■ Task brief ■
Return every line below as is, leaving out the pictures.

====== Items

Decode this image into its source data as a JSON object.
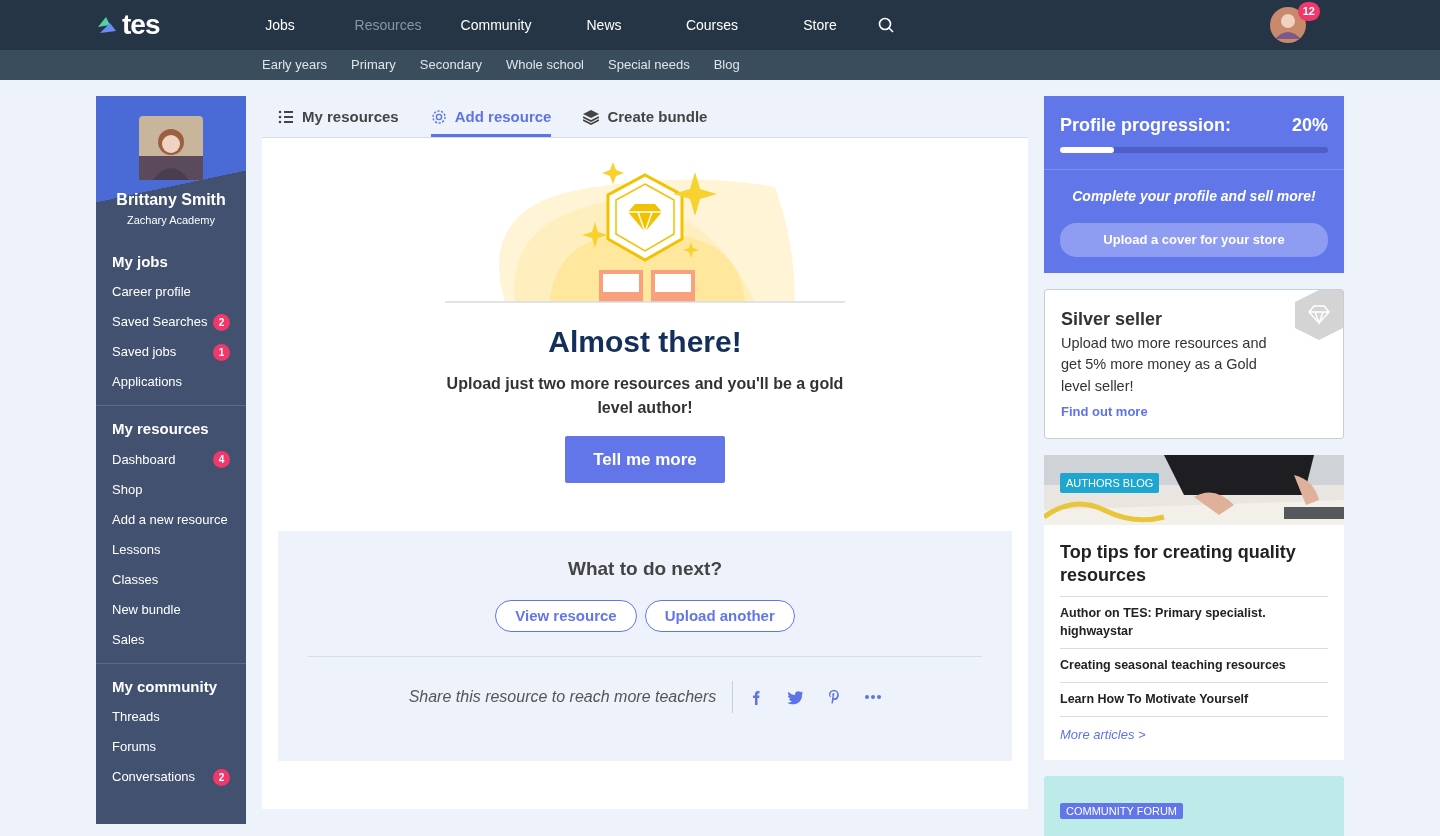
{
  "header": {
    "logo": "tes",
    "nav": [
      {
        "label": "Jobs",
        "selected": false
      },
      {
        "label": "Resources",
        "selected": true
      },
      {
        "label": "Community",
        "selected": false
      },
      {
        "label": "News",
        "selected": false
      },
      {
        "label": "Courses",
        "selected": false
      },
      {
        "label": "Store",
        "selected": false
      }
    ],
    "notification_count": "12"
  },
  "subnav": [
    "Early years",
    "Primary",
    "Secondary",
    "Whole school",
    "Special needs",
    "Blog"
  ],
  "sidebar": {
    "name": "Brittany Smith",
    "school": "Zachary Academy",
    "sections": [
      {
        "title": "My jobs",
        "items": [
          {
            "label": "Career profile"
          },
          {
            "label": "Saved Searches",
            "badge": "2"
          },
          {
            "label": "Saved jobs",
            "badge": "1"
          },
          {
            "label": "Applications"
          }
        ]
      },
      {
        "title": "My resources",
        "items": [
          {
            "label": "Dashboard",
            "badge": "4"
          },
          {
            "label": "Shop"
          },
          {
            "label": "Add a new resource"
          },
          {
            "label": "Lessons"
          },
          {
            "label": "Classes"
          },
          {
            "label": "New bundle"
          },
          {
            "label": "Sales"
          }
        ]
      },
      {
        "title": "My community",
        "items": [
          {
            "label": "Threads"
          },
          {
            "label": "Forums"
          },
          {
            "label": "Conversations",
            "badge": "2"
          }
        ]
      }
    ]
  },
  "tabs": [
    {
      "label": "My resources",
      "selected": false
    },
    {
      "label": "Add resource",
      "selected": true
    },
    {
      "label": "Create bundle",
      "selected": false
    }
  ],
  "hero": {
    "title": "Almost there!",
    "text": "Upload just two more resources and you'll be a gold level author!",
    "button": "Tell me more"
  },
  "next": {
    "title": "What to do next?",
    "buttons": [
      "View resource",
      "Upload another"
    ],
    "share_text": "Share this resource to reach more teachers"
  },
  "profile": {
    "title": "Profile progression:",
    "percent": "20%",
    "level": 0.2,
    "prompt": "Complete your profile and sell more!",
    "button": "Upload a cover for your store"
  },
  "seller": {
    "title": "Silver seller",
    "text": "Upload two more resources and get 5% more money as a Gold level seller!",
    "link": "Find out more"
  },
  "blog": {
    "tag": "AUTHORS BLOG",
    "title": "Top tips for creating quality resources",
    "articles": [
      "Author on TES: Primary specialist. highwaystar",
      "Creating seasonal teaching resources",
      "Learn How To Motivate Yourself"
    ],
    "more": "More articles >"
  },
  "forum": {
    "tag": "COMMUNITY FORUM"
  }
}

============

■ Answer for this exercise ■
Decode this image into its source data as a JSON object.
{
  "header": {
    "logo": "tes",
    "nav": [
      {
        "label": "Jobs",
        "selected": false
      },
      {
        "label": "Resources",
        "selected": true
      },
      {
        "label": "Community",
        "selected": false
      },
      {
        "label": "News",
        "selected": false
      },
      {
        "label": "Courses",
        "selected": false
      },
      {
        "label": "Store",
        "selected": false
      }
    ],
    "notification_count": "12"
  },
  "subnav": [
    "Early years",
    "Primary",
    "Secondary",
    "Whole school",
    "Special needs",
    "Blog"
  ],
  "sidebar": {
    "name": "Brittany Smith",
    "school": "Zachary Academy",
    "sections": [
      {
        "title": "My jobs",
        "items": [
          {
            "label": "Career profile"
          },
          {
            "label": "Saved Searches",
            "badge": "2"
          },
          {
            "label": "Saved jobs",
            "badge": "1"
          },
          {
            "label": "Applications"
          }
        ]
      },
      {
        "title": "My resources",
        "items": [
          {
            "label": "Dashboard",
            "badge": "4"
          },
          {
            "label": "Shop"
          },
          {
            "label": "Add a new resource"
          },
          {
            "label": "Lessons"
          },
          {
            "label": "Classes"
          },
          {
            "label": "New bundle"
          },
          {
            "label": "Sales"
          }
        ]
      },
      {
        "title": "My community",
        "items": [
          {
            "label": "Threads"
          },
          {
            "label": "Forums"
          },
          {
            "label": "Conversations",
            "badge": "2"
          }
        ]
      }
    ]
  },
  "tabs": [
    {
      "label": "My resources",
      "selected": false
    },
    {
      "label": "Add resource",
      "selected": true
    },
    {
      "label": "Create bundle",
      "selected": false
    }
  ],
  "hero": {
    "title": "Almost there!",
    "text": "Upload just two more resources and you'll be a gold level author!",
    "button": "Tell me more"
  },
  "next": {
    "title": "What to do next?",
    "buttons": [
      "View resource",
      "Upload another"
    ],
    "share_text": "Share this resource to reach more teachers"
  },
  "profile": {
    "title": "Profile progression:",
    "percent": "20%",
    "level": 0.2,
    "prompt": "Complete your profile and sell more!",
    "button": "Upload a cover for your store"
  },
  "seller": {
    "title": "Silver seller",
    "text": "Upload two more resources and get 5% more money as a Gold level seller!",
    "link": "Find out more"
  },
  "blog": {
    "tag": "AUTHORS BLOG",
    "title": "Top tips for creating quality resources",
    "articles": [
      "Author on TES: Primary specialist. highwaystar",
      "Creating seasonal teaching resources",
      "Learn How To Motivate Yourself"
    ],
    "more": "More articles >"
  },
  "forum": {
    "tag": "COMMUNITY FORUM"
  }
}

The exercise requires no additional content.